[Collected data]
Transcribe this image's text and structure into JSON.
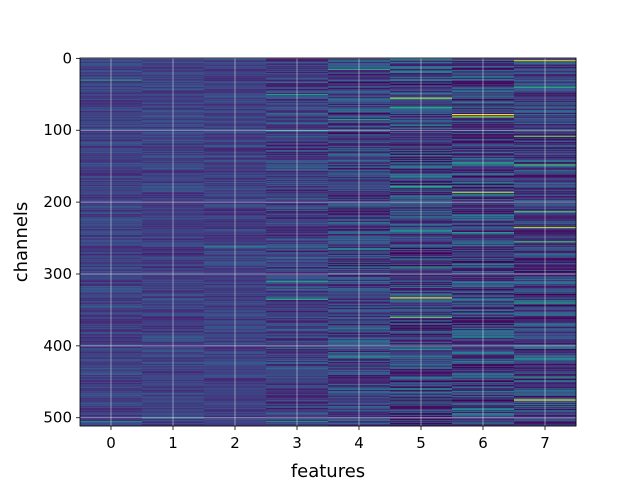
{
  "chart_data": {
    "type": "heatmap",
    "title": "",
    "xlabel": "features",
    "ylabel": "channels",
    "x_categories": [
      0,
      1,
      2,
      3,
      4,
      5,
      6,
      7
    ],
    "xticks": [
      "0",
      "1",
      "2",
      "3",
      "4",
      "5",
      "6",
      "7"
    ],
    "yticks": [
      "0",
      "100",
      "200",
      "300",
      "400",
      "500"
    ],
    "ylim": [
      511.5,
      -0.5
    ],
    "n_rows": 512,
    "n_cols": 8,
    "grid": true,
    "colormap": "viridis",
    "column_noise_level": [
      0.1,
      0.1,
      0.1,
      0.16,
      0.2,
      0.26,
      0.26,
      0.22
    ],
    "bright_rows": [
      {
        "feature": 0,
        "channel": 30,
        "value": 0.55
      },
      {
        "feature": 0,
        "channel": 505,
        "value": 0.45
      },
      {
        "feature": 1,
        "channel": 500,
        "value": 0.5
      },
      {
        "feature": 2,
        "channel": 262,
        "value": 0.5
      },
      {
        "feature": 3,
        "channel": 50,
        "value": 0.55
      },
      {
        "feature": 3,
        "channel": 100,
        "value": 0.5
      },
      {
        "feature": 3,
        "channel": 310,
        "value": 0.55
      },
      {
        "feature": 3,
        "channel": 335,
        "value": 0.6
      },
      {
        "feature": 3,
        "channel": 505,
        "value": 0.5
      },
      {
        "feature": 4,
        "channel": 15,
        "value": 0.6
      },
      {
        "feature": 4,
        "channel": 85,
        "value": 0.6
      },
      {
        "feature": 4,
        "channel": 265,
        "value": 0.5
      },
      {
        "feature": 4,
        "channel": 415,
        "value": 0.55
      },
      {
        "feature": 5,
        "channel": 55,
        "value": 0.85
      },
      {
        "feature": 5,
        "channel": 68,
        "value": 0.6
      },
      {
        "feature": 5,
        "channel": 178,
        "value": 0.6
      },
      {
        "feature": 5,
        "channel": 240,
        "value": 0.55
      },
      {
        "feature": 5,
        "channel": 290,
        "value": 0.6
      },
      {
        "feature": 5,
        "channel": 333,
        "value": 0.95
      },
      {
        "feature": 5,
        "channel": 360,
        "value": 0.75
      },
      {
        "feature": 5,
        "channel": 405,
        "value": 0.5
      },
      {
        "feature": 6,
        "channel": 78,
        "value": 1.0
      },
      {
        "feature": 6,
        "channel": 81,
        "value": 0.8
      },
      {
        "feature": 6,
        "channel": 145,
        "value": 0.6
      },
      {
        "feature": 6,
        "channel": 186,
        "value": 0.85
      },
      {
        "feature": 6,
        "channel": 242,
        "value": 0.55
      },
      {
        "feature": 6,
        "channel": 488,
        "value": 0.5
      },
      {
        "feature": 7,
        "channel": 3,
        "value": 0.9
      },
      {
        "feature": 7,
        "channel": 40,
        "value": 0.6
      },
      {
        "feature": 7,
        "channel": 108,
        "value": 0.75
      },
      {
        "feature": 7,
        "channel": 148,
        "value": 0.7
      },
      {
        "feature": 7,
        "channel": 213,
        "value": 0.7
      },
      {
        "feature": 7,
        "channel": 235,
        "value": 0.85
      },
      {
        "feature": 7,
        "channel": 255,
        "value": 0.7
      },
      {
        "feature": 7,
        "channel": 340,
        "value": 0.55
      },
      {
        "feature": 7,
        "channel": 418,
        "value": 0.55
      },
      {
        "feature": 7,
        "channel": 443,
        "value": 0.6
      },
      {
        "feature": 7,
        "channel": 475,
        "value": 0.95
      }
    ],
    "dark_rows": [
      {
        "feature": 5,
        "channel": 140,
        "value": 0.0
      },
      {
        "feature": 5,
        "channel": 372,
        "value": 0.0
      },
      {
        "feature": 5,
        "channel": 485,
        "value": 0.05
      },
      {
        "feature": 6,
        "channel": 95,
        "value": 0.05
      },
      {
        "feature": 6,
        "channel": 205,
        "value": 0.05
      },
      {
        "feature": 7,
        "channel": 440,
        "value": 0.05
      }
    ]
  }
}
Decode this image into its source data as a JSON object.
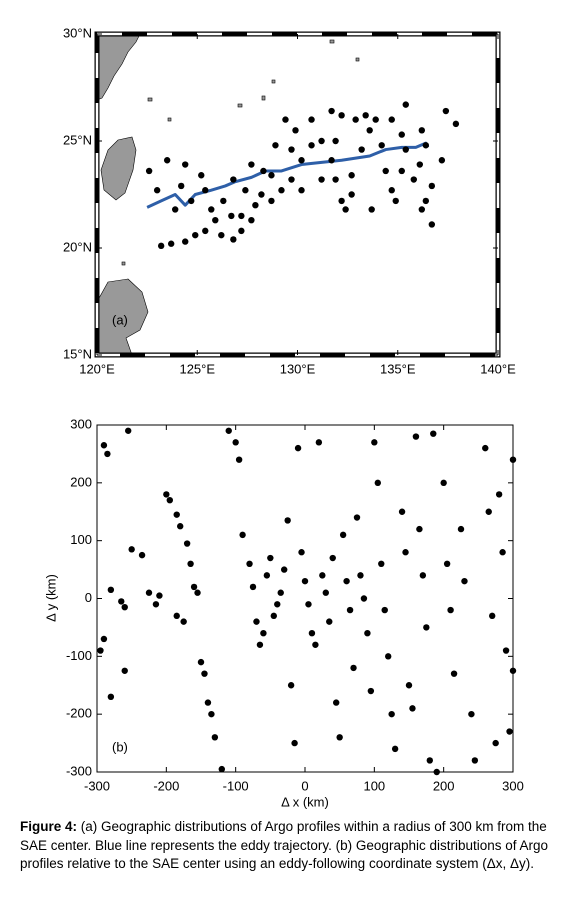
{
  "chart_data": [
    {
      "type": "scatter",
      "panel_label": "(a)",
      "color": "#000000",
      "x": [
        122.6,
        123.0,
        123.5,
        124.2,
        124.4,
        124.7,
        125.2,
        125.4,
        125.7,
        125.9,
        126.3,
        126.7,
        126.8,
        126.2,
        124.9,
        123.2,
        123.7,
        124.4,
        127.4,
        127.7,
        128.3,
        128.7,
        129.2,
        129.7,
        130.2,
        130.7,
        131.2,
        131.7,
        131.9,
        132.2,
        132.7,
        133.2,
        133.6,
        133.9,
        134.2,
        134.4,
        134.7,
        134.9,
        135.2,
        135.4,
        135.8,
        136.1,
        136.4,
        136.7,
        133.7,
        131.7,
        132.2,
        132.9,
        133.4,
        134.7,
        135.4,
        137.4,
        137.9,
        130.7,
        129.9,
        129.7,
        128.7,
        127.9,
        127.2,
        131.2,
        136.2,
        136.7,
        136.4,
        137.2,
        136.2,
        135.2,
        132.7,
        132.4,
        131.9,
        129.4,
        130.2,
        128.9,
        128.2,
        127.7,
        127.2,
        126.8,
        123.9,
        125.4
      ],
      "y": [
        23.6,
        22.7,
        24.1,
        22.9,
        23.9,
        22.2,
        23.4,
        22.7,
        21.8,
        21.3,
        22.2,
        21.5,
        20.4,
        20.6,
        20.6,
        20.1,
        20.2,
        20.3,
        22.7,
        23.9,
        23.6,
        23.4,
        22.7,
        23.2,
        24.1,
        24.8,
        25.0,
        24.1,
        23.2,
        22.2,
        23.4,
        24.6,
        25.5,
        26.0,
        24.8,
        23.6,
        22.7,
        22.2,
        23.6,
        24.6,
        23.2,
        23.9,
        22.2,
        22.9,
        21.8,
        26.4,
        26.2,
        26.0,
        26.2,
        26.0,
        26.7,
        26.4,
        25.8,
        26.0,
        25.5,
        24.6,
        22.2,
        22.0,
        21.5,
        23.2,
        21.8,
        21.1,
        24.8,
        24.1,
        25.5,
        25.3,
        22.5,
        21.8,
        25.0,
        26.0,
        22.7,
        24.8,
        22.5,
        21.3,
        20.8,
        23.2,
        21.8,
        20.8
      ],
      "line": {
        "color": "#2e5fa8",
        "x": [
          122.5,
          123.2,
          123.9,
          124.4,
          124.9,
          125.7,
          126.4,
          126.9,
          127.7,
          128.4,
          129.2,
          130.2,
          131.2,
          132.2,
          132.9,
          133.6,
          134.4,
          135.2,
          135.9,
          136.4,
          136.5
        ],
        "y": [
          21.9,
          22.2,
          22.5,
          22.0,
          22.5,
          22.7,
          22.9,
          23.1,
          23.3,
          23.6,
          23.6,
          23.9,
          24.0,
          24.1,
          24.2,
          24.3,
          24.6,
          24.7,
          24.7,
          24.9,
          24.7
        ]
      },
      "xlim": [
        120,
        140
      ],
      "ylim": [
        15,
        30
      ],
      "xticks": [
        {
          "value": 120,
          "label": "120°E"
        },
        {
          "value": 125,
          "label": "125°E"
        },
        {
          "value": 130,
          "label": "130°E"
        },
        {
          "value": 135,
          "label": "135°E"
        },
        {
          "value": 140,
          "label": "140°E"
        }
      ],
      "yticks": [
        {
          "value": 15,
          "label": "15°N"
        },
        {
          "value": 20,
          "label": "20°N"
        },
        {
          "value": 25,
          "label": "25°N"
        },
        {
          "value": 30,
          "label": "30°N"
        }
      ]
    },
    {
      "type": "scatter",
      "panel_label": "(b)",
      "color": "#000000",
      "x_label": "Δ x (km)",
      "y_label": "Δ y (km)",
      "x": [
        -290,
        -285,
        -255,
        -280,
        -265,
        -260,
        -290,
        -295,
        -280,
        -260,
        -250,
        -235,
        -225,
        -215,
        -210,
        -200,
        -195,
        -185,
        -180,
        -175,
        -185,
        -170,
        -165,
        -160,
        -155,
        -150,
        -145,
        -140,
        -135,
        -130,
        -120,
        -110,
        -100,
        -95,
        -90,
        -80,
        -75,
        -70,
        -65,
        -60,
        -55,
        -50,
        -45,
        -40,
        -35,
        -30,
        -25,
        -20,
        -15,
        -10,
        -5,
        0,
        5,
        10,
        15,
        20,
        25,
        30,
        35,
        40,
        45,
        50,
        55,
        60,
        65,
        70,
        75,
        80,
        85,
        90,
        95,
        100,
        105,
        110,
        115,
        120,
        125,
        130,
        140,
        145,
        150,
        155,
        160,
        165,
        170,
        175,
        180,
        185,
        190,
        200,
        205,
        210,
        215,
        225,
        230,
        240,
        245,
        260,
        265,
        270,
        275,
        280,
        285,
        290,
        295,
        300,
        300
      ],
      "y": [
        265,
        250,
        290,
        15,
        -5,
        -15,
        -70,
        -90,
        -170,
        -125,
        85,
        75,
        10,
        -10,
        5,
        180,
        170,
        145,
        125,
        -40,
        -30,
        95,
        60,
        20,
        10,
        -110,
        -130,
        -180,
        -200,
        -240,
        -295,
        290,
        270,
        240,
        110,
        60,
        20,
        -40,
        -80,
        -60,
        40,
        70,
        -30,
        -10,
        10,
        50,
        135,
        -150,
        -250,
        260,
        80,
        30,
        -10,
        -60,
        -80,
        270,
        40,
        10,
        -40,
        70,
        -180,
        -240,
        110,
        30,
        -20,
        -120,
        140,
        40,
        0,
        -60,
        -160,
        270,
        200,
        60,
        -20,
        -100,
        -200,
        -260,
        150,
        80,
        -150,
        -190,
        280,
        120,
        40,
        -50,
        -280,
        285,
        -300,
        200,
        60,
        -20,
        -130,
        120,
        30,
        -200,
        -280,
        260,
        150,
        -30,
        -250,
        180,
        80,
        -90,
        -230,
        240,
        -125
      ],
      "xlim": [
        -300,
        300
      ],
      "ylim": [
        -300,
        300
      ],
      "xticks": [
        -300,
        -200,
        -100,
        0,
        100,
        200,
        300
      ],
      "yticks": [
        -300,
        -200,
        -100,
        0,
        100,
        200,
        300
      ]
    }
  ],
  "caption": {
    "label": "Figure 4:",
    "text": "(a) Geographic distributions of Argo profiles within a radius of 300 km from the SAE center. Blue line represents the eddy trajectory. (b) Geographic distributions of Argo profiles relative to the SAE center using an eddy-following coordinate system (Δx, Δy)."
  }
}
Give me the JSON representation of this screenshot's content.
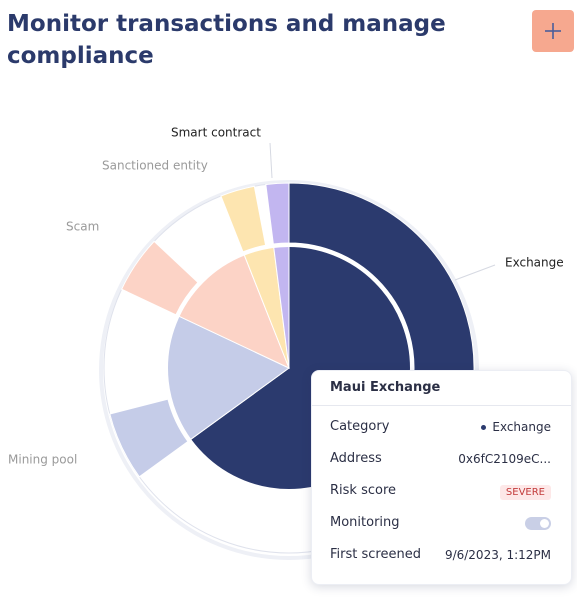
{
  "header": {
    "title": "Monitor transactions and manage compliance"
  },
  "chart_data": {
    "type": "sunburst",
    "categories": [
      "Exchange",
      "Mining pool",
      "Scam",
      "Sanctioned entity",
      "Smart contract"
    ],
    "values": [
      65,
      17,
      12,
      4,
      2
    ],
    "flagged_values": [
      27,
      6,
      5,
      3,
      2
    ],
    "colors": [
      "#2b3a6e",
      "#c5cce8",
      "#fcd3c6",
      "#fde5b0",
      "#c2b6f0"
    ]
  },
  "card": {
    "title": "Maui Exchange",
    "rows": [
      {
        "label": "Category",
        "value": "Exchange"
      },
      {
        "label": "Address",
        "value": "0x6fC2109eC..."
      },
      {
        "label": "Risk score",
        "value": "SEVERE"
      },
      {
        "label": "Monitoring"
      },
      {
        "label": "First screened",
        "value": "9/6/2023, 1:12PM"
      }
    ]
  }
}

DIRECTIVE: Scan the listing above. Collect all lines with the word "JSON".

ANSWER TO THIS EXERCISE:
Transcribe this image's text and structure into JSON.
Decode this image into its source data as a JSON object.
Give me the JSON representation of this screenshot's content.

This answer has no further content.